** Exercise instructions **
Read the lines below. Copy out any that hold the string "this".

——

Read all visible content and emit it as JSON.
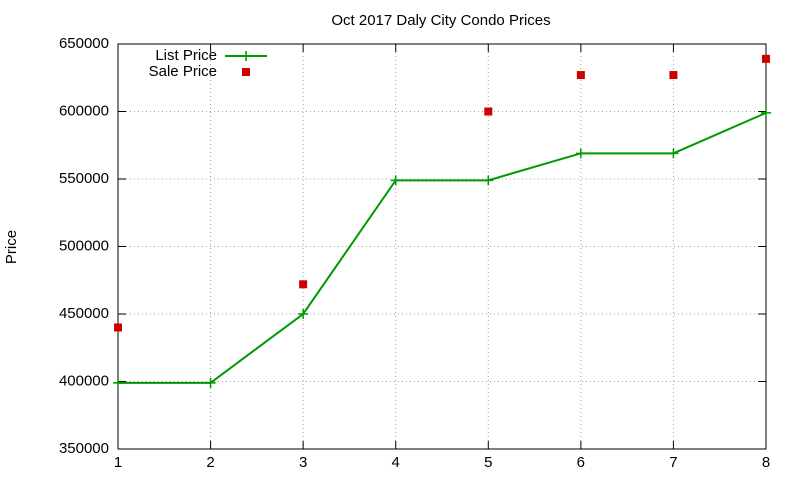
{
  "chart_data": {
    "type": "line",
    "title": "Oct 2017 Daly City Condo Prices",
    "y_label": "Price",
    "x": [
      1,
      2,
      3,
      4,
      5,
      6,
      7,
      8
    ],
    "series": [
      {
        "name": "List Price",
        "color": "#009900",
        "line": true,
        "marker": "plus",
        "values": [
          399000,
          399000,
          450000,
          549000,
          549000,
          569000,
          569000,
          599000
        ]
      },
      {
        "name": "Sale Price",
        "color": "#cc0000",
        "line": false,
        "marker": "square",
        "values": [
          440000,
          null,
          472000,
          null,
          600000,
          627000,
          627000,
          639000
        ],
        "x": [
          1,
          2,
          3,
          4,
          5,
          6,
          7,
          8
        ]
      }
    ],
    "xlim": [
      1,
      8
    ],
    "xticks": [
      1,
      2,
      3,
      4,
      5,
      6,
      7,
      8
    ],
    "ylim": [
      350000,
      650000
    ],
    "yticks": [
      350000,
      400000,
      450000,
      500000,
      550000,
      600000,
      650000
    ],
    "grid": true,
    "legend": "top-left"
  }
}
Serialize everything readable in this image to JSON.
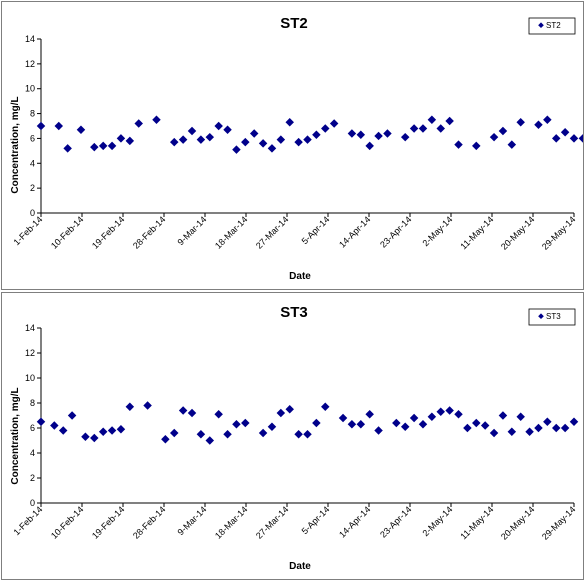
{
  "chart_data": [
    {
      "type": "scatter",
      "title": "ST2",
      "xlabel": "Date",
      "ylabel": "Concentration, mg/L",
      "ylim": [
        0,
        14
      ],
      "yticks": [
        0,
        2,
        4,
        6,
        8,
        10,
        12,
        14
      ],
      "xlim": [
        "2014-02-01",
        "2014-06-01"
      ],
      "xtick_labels": [
        "1-Feb-14",
        "10-Feb-14",
        "19-Feb-14",
        "28-Feb-14",
        "9-Mar-14",
        "18-Mar-14",
        "27-Mar-14",
        "5-Apr-14",
        "14-Apr-14",
        "23-Apr-14",
        "2-May-14",
        "11-May-14",
        "20-May-14",
        "29-May-14"
      ],
      "grid": false,
      "legend_position": "top-right",
      "marker_color": "#00008b",
      "series": [
        {
          "name": "ST2",
          "x": [
            "2014-02-01",
            "2014-02-05",
            "2014-02-07",
            "2014-02-10",
            "2014-02-13",
            "2014-02-15",
            "2014-02-17",
            "2014-02-19",
            "2014-02-21",
            "2014-02-23",
            "2014-02-27",
            "2014-03-03",
            "2014-03-05",
            "2014-03-07",
            "2014-03-09",
            "2014-03-11",
            "2014-03-13",
            "2014-03-15",
            "2014-03-17",
            "2014-03-19",
            "2014-03-21",
            "2014-03-23",
            "2014-03-25",
            "2014-03-27",
            "2014-03-29",
            "2014-03-31",
            "2014-04-02",
            "2014-04-04",
            "2014-04-06",
            "2014-04-08",
            "2014-04-12",
            "2014-04-14",
            "2014-04-16",
            "2014-04-18",
            "2014-04-20",
            "2014-04-24",
            "2014-04-26",
            "2014-04-28",
            "2014-04-30",
            "2014-05-02",
            "2014-05-04",
            "2014-05-06",
            "2014-05-10",
            "2014-05-14",
            "2014-05-16",
            "2014-05-18",
            "2014-05-20",
            "2014-05-24",
            "2014-05-26",
            "2014-05-28",
            "2014-05-30",
            "2014-06-01",
            "2014-06-03"
          ],
          "y": [
            7.0,
            7.0,
            5.2,
            6.7,
            5.3,
            5.4,
            5.4,
            6.0,
            5.8,
            7.2,
            7.5,
            5.7,
            5.9,
            6.6,
            5.9,
            6.1,
            7.0,
            6.7,
            5.1,
            5.7,
            6.4,
            5.6,
            5.2,
            5.9,
            7.3,
            5.7,
            5.9,
            6.3,
            6.8,
            7.2,
            6.4,
            6.3,
            5.4,
            6.2,
            6.4,
            6.1,
            6.8,
            6.8,
            7.5,
            6.8,
            7.4,
            5.5,
            5.4,
            6.1,
            6.6,
            5.5,
            7.3,
            7.1,
            7.5,
            6.0,
            6.5,
            6.0,
            6.0
          ]
        }
      ]
    },
    {
      "type": "scatter",
      "title": "ST3",
      "xlabel": "Date",
      "ylabel": "Concentration, mg/L",
      "ylim": [
        0,
        14
      ],
      "yticks": [
        0,
        2,
        4,
        6,
        8,
        10,
        12,
        14
      ],
      "xlim": [
        "2014-02-01",
        "2014-06-01"
      ],
      "xtick_labels": [
        "1-Feb-14",
        "10-Feb-14",
        "19-Feb-14",
        "28-Feb-14",
        "9-Mar-14",
        "18-Mar-14",
        "27-Mar-14",
        "5-Apr-14",
        "14-Apr-14",
        "23-Apr-14",
        "2-May-14",
        "11-May-14",
        "20-May-14",
        "29-May-14"
      ],
      "grid": false,
      "legend_position": "top-right",
      "marker_color": "#00008b",
      "series": [
        {
          "name": "ST3",
          "x": [
            "2014-02-01",
            "2014-02-04",
            "2014-02-06",
            "2014-02-08",
            "2014-02-11",
            "2014-02-13",
            "2014-02-15",
            "2014-02-17",
            "2014-02-19",
            "2014-02-21",
            "2014-02-25",
            "2014-03-01",
            "2014-03-03",
            "2014-03-05",
            "2014-03-07",
            "2014-03-09",
            "2014-03-11",
            "2014-03-13",
            "2014-03-15",
            "2014-03-17",
            "2014-03-19",
            "2014-03-23",
            "2014-03-25",
            "2014-03-27",
            "2014-03-29",
            "2014-03-31",
            "2014-04-02",
            "2014-04-04",
            "2014-04-06",
            "2014-04-10",
            "2014-04-12",
            "2014-04-14",
            "2014-04-16",
            "2014-04-18",
            "2014-04-22",
            "2014-04-24",
            "2014-04-26",
            "2014-04-28",
            "2014-04-30",
            "2014-05-02",
            "2014-05-04",
            "2014-05-06",
            "2014-05-08",
            "2014-05-10",
            "2014-05-12",
            "2014-05-14",
            "2014-05-16",
            "2014-05-18",
            "2014-05-20",
            "2014-05-22",
            "2014-05-24",
            "2014-05-26",
            "2014-05-28",
            "2014-05-30",
            "2014-06-01"
          ],
          "y": [
            6.5,
            6.2,
            5.8,
            7.0,
            5.3,
            5.2,
            5.7,
            5.8,
            5.9,
            7.7,
            7.8,
            5.1,
            5.6,
            7.4,
            7.2,
            5.5,
            5.0,
            7.1,
            5.5,
            6.3,
            6.4,
            5.6,
            6.1,
            7.2,
            7.5,
            5.5,
            5.5,
            6.4,
            7.7,
            6.8,
            6.3,
            6.3,
            7.1,
            5.8,
            6.4,
            6.1,
            6.8,
            6.3,
            6.9,
            7.3,
            7.4,
            7.1,
            6.0,
            6.4,
            6.2,
            5.6,
            7.0,
            5.7,
            6.9,
            5.7,
            6.0,
            6.5,
            6.0,
            6.0,
            6.5
          ]
        }
      ]
    }
  ]
}
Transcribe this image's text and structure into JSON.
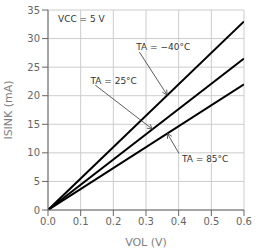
{
  "chart_data": {
    "type": "line",
    "xlabel": "VOL (V)",
    "ylabel": "ISINK (mA)",
    "text": "VCC = 5 V",
    "x": [
      0.0,
      0.6
    ],
    "series": [
      {
        "color": "#000000",
        "values": [
          0.0,
          33.0
        ]
      },
      {
        "color": "#000000",
        "values": [
          0.0,
          26.5
        ]
      },
      {
        "color": "#000000",
        "values": [
          0.0,
          22.0
        ]
      }
    ],
    "xlim": [
      0.0,
      0.6
    ],
    "ylim": [
      0,
      35
    ],
    "xticks": [
      {
        "value": 0.0,
        "label": "0.0"
      },
      0.1,
      0.2,
      0.3,
      0.4,
      0.5,
      0.6
    ],
    "yticks": [
      0,
      5,
      10,
      15,
      20,
      25,
      30,
      35
    ],
    "grid": true,
    "annotations": [
      {
        "text": "TA = −40°C",
        "xy": [
          0.365,
          20.1
        ],
        "xytext": [
          0.27,
          28.5
        ]
      },
      {
        "text": "TA = 25°C",
        "xy": [
          0.32,
          14.13
        ],
        "xytext": [
          0.13,
          22.5
        ]
      },
      {
        "text": "TA = 85°C",
        "xy": [
          0.365,
          13.43
        ],
        "xytext": [
          0.41,
          9.0
        ]
      }
    ]
  }
}
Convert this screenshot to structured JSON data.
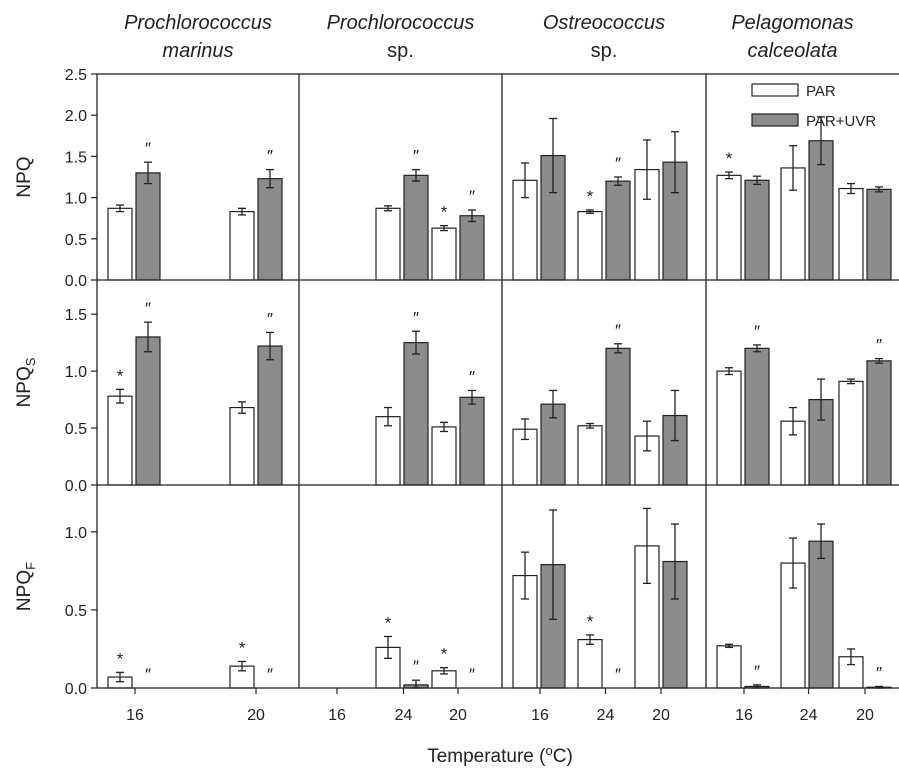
{
  "chart_data": {
    "type": "bar",
    "layout": "4 columns x 3 rows of panels, shared axes",
    "columns": [
      {
        "line1": "Prochlorococcus",
        "line2": "marinus",
        "line2_italic": true
      },
      {
        "line1": "Prochlorococcus",
        "line2": "sp.",
        "line2_italic": false
      },
      {
        "line1": "Ostreococcus",
        "line2": "sp.",
        "line2_italic": false
      },
      {
        "line1": "Pelagomonas",
        "line2": "calceolata",
        "line2_italic": true
      }
    ],
    "x_categories": [
      "16",
      "20",
      "24"
    ],
    "xlabel": "Temperature (",
    "xlabel_sup": "o",
    "xlabel_end": "C)",
    "legend": {
      "placement": "top-right",
      "items": [
        {
          "name": "PAR",
          "color": "#ffffff"
        },
        {
          "name": "PAR+UVR",
          "color": "#8c8c8c"
        }
      ]
    },
    "rows": [
      {
        "ylabel": "NPQ",
        "ylabel_sub": "",
        "ylim": [
          0,
          2.5
        ],
        "yticks": [
          "0.0",
          "0.5",
          "1.0",
          "1.5",
          "2.0",
          "2.5"
        ],
        "panels": [
          {
            "par": [
              0.87,
              0.83,
              0.87
            ],
            "par_err": [
              0.04,
              0.04,
              0.03
            ],
            "uvr": [
              1.3,
              1.23,
              1.27
            ],
            "uvr_err": [
              0.13,
              0.11,
              0.07
            ],
            "par_sig": [
              "",
              "",
              ""
            ],
            "uvr_sig": [
              "″",
              "″",
              "″"
            ]
          },
          {
            "par": [
              null,
              0.63,
              0.83
            ],
            "par_err": [
              null,
              0.03,
              0.02
            ],
            "uvr": [
              null,
              0.78,
              1.2
            ],
            "uvr_err": [
              null,
              0.07,
              0.05
            ],
            "par_sig": [
              "",
              "*",
              "*"
            ],
            "uvr_sig": [
              "",
              "″",
              "″"
            ]
          },
          {
            "par": [
              1.21,
              1.34,
              1.36
            ],
            "par_err": [
              0.21,
              0.36,
              0.27
            ],
            "uvr": [
              1.51,
              1.43,
              1.69
            ],
            "uvr_err": [
              0.45,
              0.37,
              0.29
            ],
            "par_sig": [
              "",
              "",
              ""
            ],
            "uvr_sig": [
              "",
              "",
              ""
            ]
          },
          {
            "par": [
              1.27,
              1.11,
              0.98
            ],
            "par_err": [
              0.04,
              0.06,
              0.06
            ],
            "uvr": [
              1.21,
              1.1,
              0.98
            ],
            "uvr_err": [
              0.05,
              0.03,
              0.03
            ],
            "par_sig": [
              "*",
              "",
              ""
            ],
            "uvr_sig": [
              "",
              "",
              ""
            ]
          }
        ]
      },
      {
        "ylabel": "NPQ",
        "ylabel_sub": "S",
        "ylim": [
          0,
          1.8
        ],
        "yticks": [
          "0.0",
          "0.5",
          "1.0",
          "1.5"
        ],
        "panels": [
          {
            "par": [
              0.78,
              0.68,
              0.6
            ],
            "par_err": [
              0.06,
              0.05,
              0.08
            ],
            "uvr": [
              1.3,
              1.22,
              1.25
            ],
            "uvr_err": [
              0.13,
              0.12,
              0.1
            ],
            "par_sig": [
              "*",
              "",
              ""
            ],
            "uvr_sig": [
              "″",
              "″",
              "″"
            ]
          },
          {
            "par": [
              null,
              0.51,
              0.52
            ],
            "par_err": [
              null,
              0.04,
              0.02
            ],
            "uvr": [
              null,
              0.77,
              1.2
            ],
            "uvr_err": [
              null,
              0.06,
              0.04
            ],
            "par_sig": [
              "",
              "",
              ""
            ],
            "uvr_sig": [
              "",
              "″",
              "″"
            ]
          },
          {
            "par": [
              0.49,
              0.43,
              0.56
            ],
            "par_err": [
              0.09,
              0.13,
              0.12
            ],
            "uvr": [
              0.71,
              0.61,
              0.75
            ],
            "uvr_err": [
              0.12,
              0.22,
              0.18
            ],
            "par_sig": [
              "",
              "",
              ""
            ],
            "uvr_sig": [
              "",
              "",
              ""
            ]
          },
          {
            "par": [
              1.0,
              0.91,
              0.76
            ],
            "par_err": [
              0.03,
              0.02,
              0.11
            ],
            "uvr": [
              1.2,
              1.09,
              0.98
            ],
            "uvr_err": [
              0.03,
              0.02,
              0.03
            ],
            "par_sig": [
              "",
              "",
              "*"
            ],
            "uvr_sig": [
              "″",
              "″",
              "″"
            ]
          }
        ]
      },
      {
        "ylabel": "NPQ",
        "ylabel_sub": "F",
        "ylim": [
          0,
          1.3
        ],
        "yticks": [
          "0.0",
          "0.5",
          "1.0"
        ],
        "panels": [
          {
            "par": [
              0.07,
              0.14,
              0.26
            ],
            "par_err": [
              0.03,
              0.03,
              0.07
            ],
            "uvr": [
              0.0,
              0.0,
              0.02
            ],
            "uvr_err": [
              0,
              0,
              0.03
            ],
            "par_sig": [
              "*",
              "*",
              "*"
            ],
            "uvr_sig": [
              "″",
              "″",
              "″"
            ]
          },
          {
            "par": [
              null,
              0.11,
              0.31
            ],
            "par_err": [
              null,
              0.02,
              0.03
            ],
            "uvr": [
              null,
              0.0,
              0.0
            ],
            "uvr_err": [
              null,
              0,
              0
            ],
            "par_sig": [
              "",
              "*",
              "*"
            ],
            "uvr_sig": [
              "",
              "″",
              "″"
            ]
          },
          {
            "par": [
              0.72,
              0.91,
              0.8
            ],
            "par_err": [
              0.15,
              0.24,
              0.16
            ],
            "uvr": [
              0.79,
              0.81,
              0.94
            ],
            "uvr_err": [
              0.35,
              0.24,
              0.11
            ],
            "par_sig": [
              "",
              "",
              ""
            ],
            "uvr_sig": [
              "",
              "",
              ""
            ]
          },
          {
            "par": [
              0.27,
              0.2,
              0.22
            ],
            "par_err": [
              0.01,
              0.05,
              0.06
            ],
            "uvr": [
              0.01,
              0.005,
              0.0
            ],
            "uvr_err": [
              0.01,
              0.005,
              0
            ],
            "par_sig": [
              "",
              "",
              ""
            ],
            "uvr_sig": [
              "″",
              "″",
              "″"
            ]
          }
        ]
      }
    ]
  }
}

——

** Solved problem **
Serialize everything readable in this image to JSON.
Transcribe this image's text and structure into JSON.
Convert this screenshot to structured JSON data.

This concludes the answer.